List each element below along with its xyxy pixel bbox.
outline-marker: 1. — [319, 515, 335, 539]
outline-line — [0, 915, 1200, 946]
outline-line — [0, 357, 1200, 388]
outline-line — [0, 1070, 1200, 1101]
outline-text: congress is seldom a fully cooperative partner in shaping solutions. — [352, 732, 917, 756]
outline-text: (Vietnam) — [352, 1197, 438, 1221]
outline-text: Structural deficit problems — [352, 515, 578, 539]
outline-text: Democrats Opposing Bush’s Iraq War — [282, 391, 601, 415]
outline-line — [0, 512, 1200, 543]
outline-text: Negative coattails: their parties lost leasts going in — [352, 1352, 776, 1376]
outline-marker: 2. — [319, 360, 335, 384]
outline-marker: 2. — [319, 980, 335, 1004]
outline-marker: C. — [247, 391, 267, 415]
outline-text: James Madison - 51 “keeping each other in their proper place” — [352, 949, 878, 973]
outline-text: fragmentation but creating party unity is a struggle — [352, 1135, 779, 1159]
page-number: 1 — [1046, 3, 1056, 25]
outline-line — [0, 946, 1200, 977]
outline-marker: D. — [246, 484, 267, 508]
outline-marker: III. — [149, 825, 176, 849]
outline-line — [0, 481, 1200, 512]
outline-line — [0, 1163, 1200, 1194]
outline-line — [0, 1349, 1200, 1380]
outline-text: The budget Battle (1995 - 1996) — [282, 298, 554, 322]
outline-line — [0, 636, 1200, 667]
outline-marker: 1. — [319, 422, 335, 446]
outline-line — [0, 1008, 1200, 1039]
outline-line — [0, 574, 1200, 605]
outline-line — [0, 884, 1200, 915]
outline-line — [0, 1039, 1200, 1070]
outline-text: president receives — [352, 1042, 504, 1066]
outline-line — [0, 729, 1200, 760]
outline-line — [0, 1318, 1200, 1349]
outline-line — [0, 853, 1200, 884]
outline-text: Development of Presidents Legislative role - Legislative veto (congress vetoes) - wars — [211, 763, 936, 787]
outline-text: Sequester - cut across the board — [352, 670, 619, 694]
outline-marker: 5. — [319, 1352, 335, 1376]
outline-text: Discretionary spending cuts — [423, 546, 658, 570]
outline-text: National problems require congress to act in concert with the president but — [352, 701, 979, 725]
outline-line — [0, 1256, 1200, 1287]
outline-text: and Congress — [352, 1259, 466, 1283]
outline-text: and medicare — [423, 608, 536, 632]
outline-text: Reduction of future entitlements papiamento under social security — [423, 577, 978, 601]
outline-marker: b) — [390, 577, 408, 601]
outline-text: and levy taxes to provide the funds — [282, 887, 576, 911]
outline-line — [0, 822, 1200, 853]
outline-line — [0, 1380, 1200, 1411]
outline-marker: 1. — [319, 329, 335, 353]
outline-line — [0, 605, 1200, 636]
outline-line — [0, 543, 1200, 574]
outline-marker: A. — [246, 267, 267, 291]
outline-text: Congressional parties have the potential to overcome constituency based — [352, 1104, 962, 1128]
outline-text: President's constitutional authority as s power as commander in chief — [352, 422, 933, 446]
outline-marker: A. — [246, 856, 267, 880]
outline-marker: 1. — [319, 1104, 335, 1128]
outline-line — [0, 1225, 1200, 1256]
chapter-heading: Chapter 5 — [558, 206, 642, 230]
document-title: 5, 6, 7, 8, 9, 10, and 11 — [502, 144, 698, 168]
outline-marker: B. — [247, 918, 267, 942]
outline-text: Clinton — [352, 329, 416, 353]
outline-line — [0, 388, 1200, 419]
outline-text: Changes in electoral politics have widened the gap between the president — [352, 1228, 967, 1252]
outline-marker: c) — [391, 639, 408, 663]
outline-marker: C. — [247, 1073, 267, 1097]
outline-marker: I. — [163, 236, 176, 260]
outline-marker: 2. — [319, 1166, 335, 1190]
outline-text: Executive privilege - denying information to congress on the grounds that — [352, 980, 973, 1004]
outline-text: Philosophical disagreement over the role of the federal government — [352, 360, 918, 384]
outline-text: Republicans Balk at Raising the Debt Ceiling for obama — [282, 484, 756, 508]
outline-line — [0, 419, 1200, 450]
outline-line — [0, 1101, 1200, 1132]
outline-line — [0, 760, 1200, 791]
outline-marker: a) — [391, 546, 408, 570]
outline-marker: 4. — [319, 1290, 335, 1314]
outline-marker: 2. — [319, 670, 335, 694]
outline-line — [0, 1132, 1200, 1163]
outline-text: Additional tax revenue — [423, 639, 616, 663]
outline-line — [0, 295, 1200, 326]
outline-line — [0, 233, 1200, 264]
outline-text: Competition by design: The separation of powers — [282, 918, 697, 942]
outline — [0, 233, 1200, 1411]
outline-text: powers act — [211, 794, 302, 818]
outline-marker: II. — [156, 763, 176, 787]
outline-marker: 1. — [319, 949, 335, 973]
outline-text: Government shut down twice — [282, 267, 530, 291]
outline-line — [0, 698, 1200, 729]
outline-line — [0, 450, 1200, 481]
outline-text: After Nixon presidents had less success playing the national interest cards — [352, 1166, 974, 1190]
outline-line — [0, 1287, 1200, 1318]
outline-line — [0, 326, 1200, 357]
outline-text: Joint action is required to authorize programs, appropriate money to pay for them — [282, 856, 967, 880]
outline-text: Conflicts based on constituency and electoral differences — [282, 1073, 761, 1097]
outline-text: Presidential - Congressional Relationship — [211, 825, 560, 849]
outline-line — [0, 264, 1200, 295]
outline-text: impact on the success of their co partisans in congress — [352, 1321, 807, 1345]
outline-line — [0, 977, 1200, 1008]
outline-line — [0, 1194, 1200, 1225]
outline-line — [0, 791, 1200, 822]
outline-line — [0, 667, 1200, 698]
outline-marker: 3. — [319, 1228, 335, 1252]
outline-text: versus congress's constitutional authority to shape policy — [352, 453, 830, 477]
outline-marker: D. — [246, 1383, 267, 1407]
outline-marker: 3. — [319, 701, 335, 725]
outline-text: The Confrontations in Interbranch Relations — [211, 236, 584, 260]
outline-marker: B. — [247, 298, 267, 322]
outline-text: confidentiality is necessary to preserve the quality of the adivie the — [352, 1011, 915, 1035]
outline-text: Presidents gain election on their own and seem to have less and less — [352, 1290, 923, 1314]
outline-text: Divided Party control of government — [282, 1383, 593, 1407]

◆ ◆ ◆ ◆ ◆ ◆ ◆

• WHAT YOU HAVE TO DO
Can you set down every line above again, word for word and with each set of numbers unchanged?

• TASK SOLUTION
List each element below along with its xyxy pixel bbox.
outline-marker: 1. — [319, 515, 335, 539]
outline-line — [0, 915, 1200, 946]
outline-line — [0, 357, 1200, 388]
outline-line — [0, 1070, 1200, 1101]
outline-text: congress is seldom a fully cooperative partner in shaping solutions. — [352, 732, 917, 756]
outline-text: (Vietnam) — [352, 1197, 438, 1221]
outline-text: Structural deficit problems — [352, 515, 578, 539]
outline-text: Democrats Opposing Bush’s Iraq War — [282, 391, 601, 415]
outline-line — [0, 512, 1200, 543]
outline-text: Negative coattails: their parties lost leasts going in — [352, 1352, 776, 1376]
outline-marker: 2. — [319, 360, 335, 384]
outline-marker: 2. — [319, 980, 335, 1004]
outline-marker: C. — [247, 391, 267, 415]
outline-text: James Madison - 51 “keeping each other in their proper place” — [352, 949, 878, 973]
outline-text: fragmentation but creating party unity is a struggle — [352, 1135, 779, 1159]
page-number: 1 — [1046, 3, 1056, 25]
outline-line — [0, 946, 1200, 977]
outline-marker: D. — [246, 484, 267, 508]
outline-marker: III. — [149, 825, 176, 849]
outline-line — [0, 481, 1200, 512]
outline-line — [0, 1163, 1200, 1194]
outline-line — [0, 1349, 1200, 1380]
outline-text: The budget Battle (1995 - 1996) — [282, 298, 554, 322]
outline-line — [0, 636, 1200, 667]
outline-marker: 1. — [319, 422, 335, 446]
outline-line — [0, 1008, 1200, 1039]
outline-line — [0, 574, 1200, 605]
outline-line — [0, 884, 1200, 915]
outline-line — [0, 1039, 1200, 1070]
outline-text: president receives — [352, 1042, 504, 1066]
outline-line — [0, 729, 1200, 760]
outline-line — [0, 1318, 1200, 1349]
outline-line — [0, 853, 1200, 884]
outline-text: Development of Presidents Legislative role - Legislative veto (congress vetoes) - wars — [211, 763, 936, 787]
outline-text: Sequester - cut across the board — [352, 670, 619, 694]
outline-marker: 5. — [319, 1352, 335, 1376]
outline-text: Discretionary spending cuts — [423, 546, 658, 570]
outline-text: National problems require congress to act in concert with the president but — [352, 701, 979, 725]
outline-line — [0, 1256, 1200, 1287]
outline-text: and Congress — [352, 1259, 466, 1283]
outline-text: and medicare — [423, 608, 536, 632]
outline-text: Reduction of future entitlements papiamento under social security — [423, 577, 978, 601]
outline-marker: b) — [390, 577, 408, 601]
outline-text: and levy taxes to provide the funds — [282, 887, 576, 911]
outline-line — [0, 822, 1200, 853]
outline-line — [0, 1380, 1200, 1411]
outline-marker: 1. — [319, 329, 335, 353]
outline-line — [0, 605, 1200, 636]
outline-line — [0, 543, 1200, 574]
outline-marker: A. — [246, 267, 267, 291]
outline-text: Congressional parties have the potential to overcome constituency based — [352, 1104, 962, 1128]
outline-text: President's constitutional authority as s power as commander in chief — [352, 422, 933, 446]
outline-marker: A. — [246, 856, 267, 880]
outline-marker: 1. — [319, 1104, 335, 1128]
outline-line — [0, 1225, 1200, 1256]
chapter-heading: Chapter 5 — [558, 206, 642, 230]
document-title: 5, 6, 7, 8, 9, 10, and 11 — [502, 144, 698, 168]
outline-marker: B. — [247, 918, 267, 942]
outline-text: Clinton — [352, 329, 416, 353]
outline-line — [0, 388, 1200, 419]
outline-text: Changes in electoral politics have widened the gap between the president — [352, 1228, 967, 1252]
outline-marker: c) — [391, 639, 408, 663]
outline-marker: C. — [247, 1073, 267, 1097]
outline-marker: I. — [163, 236, 176, 260]
outline-marker: 2. — [319, 1166, 335, 1190]
outline-text: Executive privilege - denying information to congress on the grounds that — [352, 980, 973, 1004]
outline-text: Philosophical disagreement over the role of the federal government — [352, 360, 918, 384]
outline-text: Republicans Balk at Raising the Debt Ceiling for obama — [282, 484, 756, 508]
outline-line — [0, 419, 1200, 450]
outline-line — [0, 1101, 1200, 1132]
outline-line — [0, 760, 1200, 791]
outline-marker: a) — [391, 546, 408, 570]
outline-marker: 4. — [319, 1290, 335, 1314]
outline-marker: 2. — [319, 670, 335, 694]
outline-line — [0, 1132, 1200, 1163]
outline-text: Additional tax revenue — [423, 639, 616, 663]
outline-line — [0, 295, 1200, 326]
outline-line — [0, 233, 1200, 264]
outline-text: Competition by design: The separation of powers — [282, 918, 697, 942]
outline — [0, 233, 1200, 1411]
outline-text: powers act — [211, 794, 302, 818]
outline-marker: II. — [156, 763, 176, 787]
outline-marker: 1. — [319, 949, 335, 973]
outline-text: Government shut down twice — [282, 267, 530, 291]
outline-line — [0, 698, 1200, 729]
outline-line — [0, 450, 1200, 481]
outline-text: After Nixon presidents had less success playing the national interest cards — [352, 1166, 974, 1190]
outline-line — [0, 1287, 1200, 1318]
outline-line — [0, 326, 1200, 357]
outline-text: Joint action is required to authorize programs, appropriate money to pay for them — [282, 856, 967, 880]
outline-text: Conflicts based on constituency and electoral differences — [282, 1073, 761, 1097]
outline-text: Presidential - Congressional Relationship — [211, 825, 560, 849]
outline-line — [0, 264, 1200, 295]
outline-text: impact on the success of their co partisans in congress — [352, 1321, 807, 1345]
outline-line — [0, 977, 1200, 1008]
outline-line — [0, 1194, 1200, 1225]
outline-line — [0, 791, 1200, 822]
outline-line — [0, 667, 1200, 698]
outline-marker: 3. — [319, 1228, 335, 1252]
outline-text: versus congress's constitutional authority to shape policy — [352, 453, 830, 477]
outline-marker: D. — [246, 1383, 267, 1407]
outline-marker: 3. — [319, 701, 335, 725]
outline-text: The Confrontations in Interbranch Relations — [211, 236, 584, 260]
outline-marker: B. — [247, 298, 267, 322]
outline-text: confidentiality is necessary to preserve the quality of the adivie the — [352, 1011, 915, 1035]
outline-text: Presidents gain election on their own and seem to have less and less — [352, 1290, 923, 1314]
outline-text: Divided Party control of government — [282, 1383, 593, 1407]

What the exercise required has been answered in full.